━━━ TASK INPUT

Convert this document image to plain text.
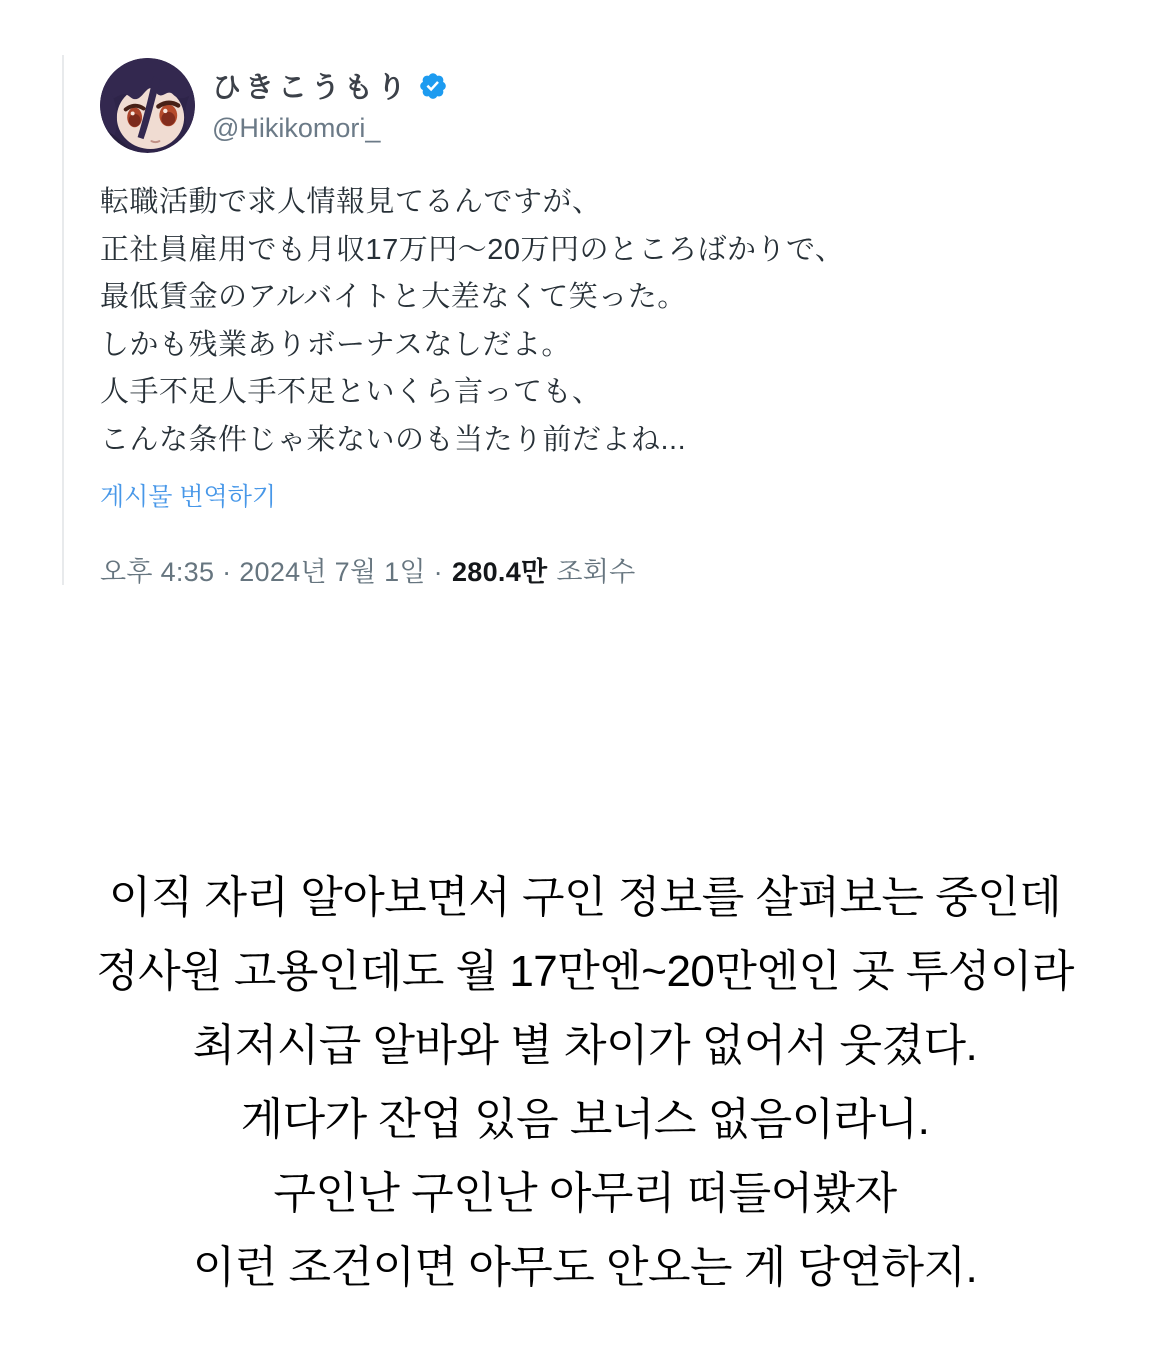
ひきこうもり
@Hikikomori_
転職活動で求人情報見てるんですが、
正社員雇用でも月収17万円～20万円のところばかりで、
最低賃金のアルバイトと大差なくて笑った。
しかも残業ありボーナスなしだよ。
人手不足人手不足といくら言っても、
こんな条件じゃ来ないのも当たり前だよね...
게시물 번역하기
오후 4:35 · 2024년 7월 1일 · 280.4만 조회수
이직 자리 알아보면서 구인 정보를 살펴보는 중인데
정사원 고용인데도 월 17만엔~20만엔인 곳 투성이라
최저시급 알바와 별 차이가 없어서 웃겼다.
게다가 잔업 있음 보너스 없음이라니.
구인난 구인난 아무리 떠들어봤자
이런 조건이면 아무도 안오는 게 당연하지.
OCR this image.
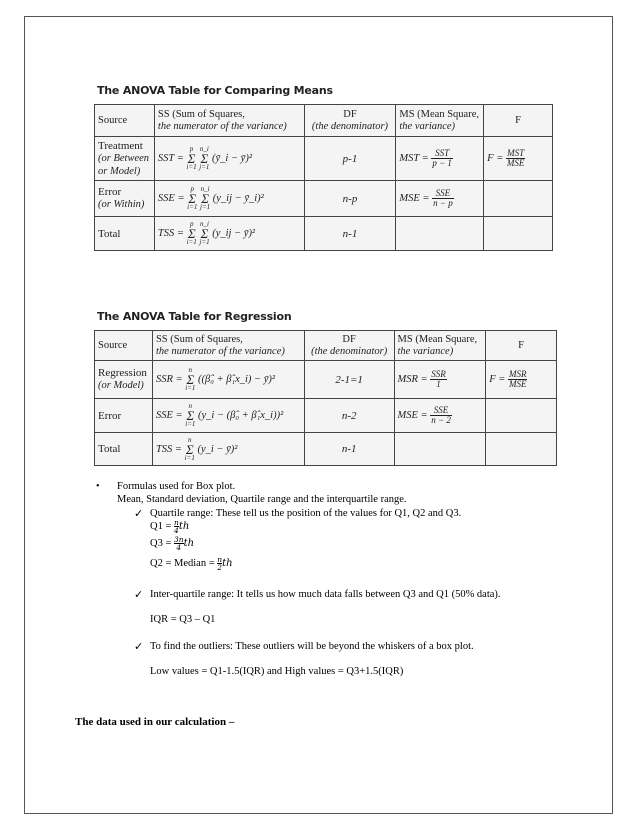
The ANOVA Table for Comparing Means
Source	SS (Sum of Squares,
the numerator of the variance)	DF
(the denominator)	MS (Mean Square,
the variance)	F
Treatment
(or Between
or Model)	SST = p
Σ
i=1 n_i
Σ
j=1 (ȳ_i − ȳ)²	p-1	MST = $\frac{\text{SST}}{p - 1}$	$F = \frac{\text{MST}}{\text{MSE}}$

Error
(or Within)	SSE = p
Σ
i=1 n_i
Σ
j=1 (y_ij − ȳ_i)²	n-p	MSE = $\frac{\text{SSE}}{n - p}$

Total	TSS = p
Σ
i=1 n_i
Σ
j=1 (y_ij − ȳ)²	n-1		
The ANOVA Table for Regression
Source	SS (Sum of Squares,
the numerator of the variance)	DF
(the denominator)	MS (Mean Square,
the variance)	F
Regression
(or Model)	SSR = n
Σ
i=1 ((β̂₀ + β̂₁x_i) − ȳ)²	2-1=1	MSR = $\frac{\text{SSR}}{1}$	$F = \frac{\text{MSR}}{\text{MSE}}$

Error	SSE = n
Σ
i=1 (y_i − (β̂₀ + β̂₁x_i))²	n-2	MSE = $\frac{\text{SSE}}{n - 2}$

Total	TSS = n
Σ
i=1 (y_i − ȳ)²	n-1		
• Formulas used for Box plot.
Mean, Standard deviation, Quartile range and the interquartile range.
✓ Quartile range: These tell us the position of the values for Q1, Q2 and Q3.
$Q1 = \frac{n}{4}$ th
$Q3 = \frac{3n}{4}$ th
Q2 = Median = $\frac{n}{2}$ th
✓ Inter-quartile range: It tells us how much data falls between Q3 and Q1 (50% data).
IQR = Q3 – Q1
✓ To find the outliers: These outliers will be beyond the whiskers of a box plot.
Low values = Q1-1.5(IQR) and High values = Q3+1.5(IQR)
The data used in our calculation –
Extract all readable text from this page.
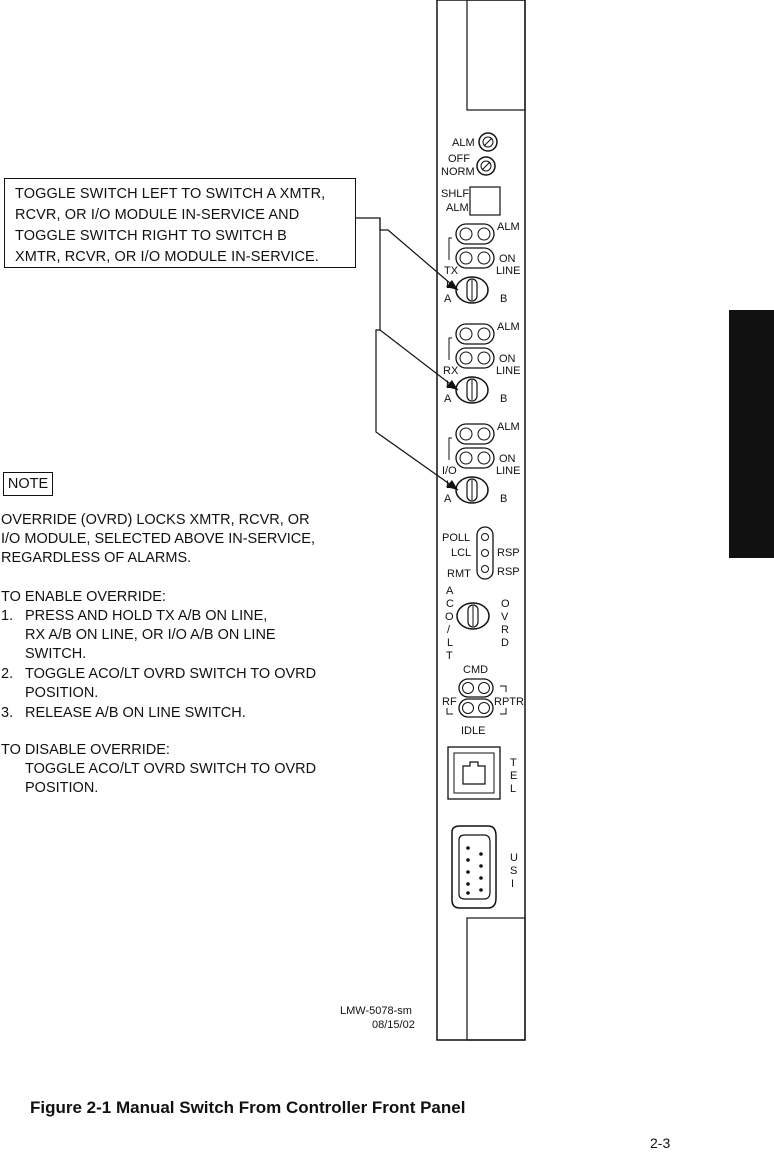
TOGGLE SWITCH LEFT TO SWITCH A XMTR,
RCVR, OR I/O MODULE IN-SERVICE AND
TOGGLE SWITCH RIGHT TO SWITCH B
XMTR, RCVR, OR I/O MODULE IN-SERVICE.
NOTE
OVERRIDE (OVRD) LOCKS XMTR, RCVR, OR
I/O MODULE, SELECTED ABOVE IN-SERVICE,
REGARDLESS OF ALARMS.
TO ENABLE OVERRIDE:
1. PRESS AND HOLD TX A/B ON LINE,
RX A/B ON LINE, OR I/O A/B ON LINE
SWITCH.
2. TOGGLE ACO/LT OVRD SWITCH TO OVRD
POSITION.
3. RELEASE A/B ON LINE SWITCH.
TO DISABLE OVERRIDE:
TOGGLE ACO/LT OVRD SWITCH TO OVRD
POSITION.
LMW-5078-sm
08/15/02
ALM
OFF
NORM
SHLF
ALM
ALM
ON
LINE
TX
L
A	B
ALM
ON
LINE
RX
L
A	B
ALM
ON
LINE
I/O
L
A	B
POLL
LCL
RMT
RSP
RSP
A
C
O
/
L
T
O
V
R
D
CMD
RF	RPTR
IDLE
T
E
L
U
S
I
Figure 2-1 Manual Switch From Controller Front Panel
2-3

━━━━━━

EXERCISE PROMPT: Images should not appear in the copy; retype the listing above exactly.

FINAL ANSWER:
Convert this document image to plain text.
ひきこうもり
@Hikikomori_
転職活動で求人情報見てるんですが、
正社員雇用でも月収17万円～20万円のところばかりで、
最低賃金のアルバイトと大差なくて笑った。
しかも残業ありボーナスなしだよ。
人手不足人手不足といくら言っても、
こんな条件じゃ来ないのも当たり前だよね...
게시물 번역하기
오후 4:35 · 2024년 7월 1일 · 280.4만 조회수
이직 자리 알아보면서 구인 정보를 살펴보는 중인데
정사원 고용인데도 월 17만엔~20만엔인 곳 투성이라
최저시급 알바와 별 차이가 없어서 웃겼다.
게다가 잔업 있음 보너스 없음이라니.
구인난 구인난 아무리 떠들어봤자
이런 조건이면 아무도 안오는 게 당연하지.
OCR this image.
The ANOVA Table for Comparing Means
Source	SS (Sum of Squares,
the numerator of the variance)	DF
(the denominator)	MS (Mean Square,
the variance)	F
Treatment
(or Between
or Model)	SST = p
Σ
i=1 n_i
Σ
j=1 (ȳ_i − ȳ)²	p-1	MST = $\frac{\text{SST}}{p - 1}$	$F = \frac{\text{MST}}{\text{MSE}}$

Error
(or Within)	SSE = p
Σ
i=1 n_i
Σ
j=1 (y_ij − ȳ_i)²	n-p	MSE = $\frac{\text{SSE}}{n - p}$

Total	TSS = p
Σ
i=1 n_i
Σ
j=1 (y_ij − ȳ)²	n-1		
The ANOVA Table for Regression
Source	SS (Sum of Squares,
the numerator of the variance)	DF
(the denominator)	MS (Mean Square,
the variance)	F
Regression
(or Model)	SSR = n
Σ
i=1 ((β̂₀ + β̂₁x_i) − ȳ)²	2-1=1	MSR = $\frac{\text{SSR}}{1}$	$F = \frac{\text{MSR}}{\text{MSE}}$

Error	SSE = n
Σ
i=1 (y_i − (β̂₀ + β̂₁x_i))²	n-2	MSE = $\frac{\text{SSE}}{n - 2}$

Total	TSS = n
Σ
i=1 (y_i − ȳ)²	n-1		
• Formulas used for Box plot.
Mean, Standard deviation, Quartile range and the interquartile range.
✓ Quartile range: These tell us the position of the values for Q1, Q2 and Q3.
$Q1 = \frac{n}{4}$ th
$Q3 = \frac{3n}{4}$ th
Q2 = Median = $\frac{n}{2}$ th
✓ Inter-quartile range: It tells us how much data falls between Q3 and Q1 (50% data).
IQR = Q3 – Q1
✓ To find the outliers: These outliers will be beyond the whiskers of a box plot.
Low values = Q1-1.5(IQR) and High values = Q3+1.5(IQR)
The data used in our calculation –
Extract all readable text from this page.
TOGGLE SWITCH LEFT TO SWITCH A XMTR,
RCVR, OR I/O MODULE IN-SERVICE AND
TOGGLE SWITCH RIGHT TO SWITCH B
XMTR, RCVR, OR I/O MODULE IN-SERVICE.
NOTE
OVERRIDE (OVRD) LOCKS XMTR, RCVR, OR
I/O MODULE, SELECTED ABOVE IN-SERVICE,
REGARDLESS OF ALARMS.
TO ENABLE OVERRIDE:
1. PRESS AND HOLD TX A/B ON LINE,
RX A/B ON LINE, OR I/O A/B ON LINE
SWITCH.
2. TOGGLE ACO/LT OVRD SWITCH TO OVRD
POSITION.
3. RELEASE A/B ON LINE SWITCH.
TO DISABLE OVERRIDE:
TOGGLE ACO/LT OVRD SWITCH TO OVRD
POSITION.
LMW-5078-sm
08/15/02
ALM
OFF
NORM
SHLF
ALM
ALM
ON
LINE
TX
L
A	B
ALM
ON
LINE
RX
L
A	B
ALM
ON
LINE
I/O
L
A	B
POLL
LCL
RMT
RSP
RSP
A
C
O
/
L
T
O
V
R
D
CMD
RF	RPTR
IDLE
T
E
L
U
S
I
Figure 2-1 Manual Switch From Controller Front Panel
2-3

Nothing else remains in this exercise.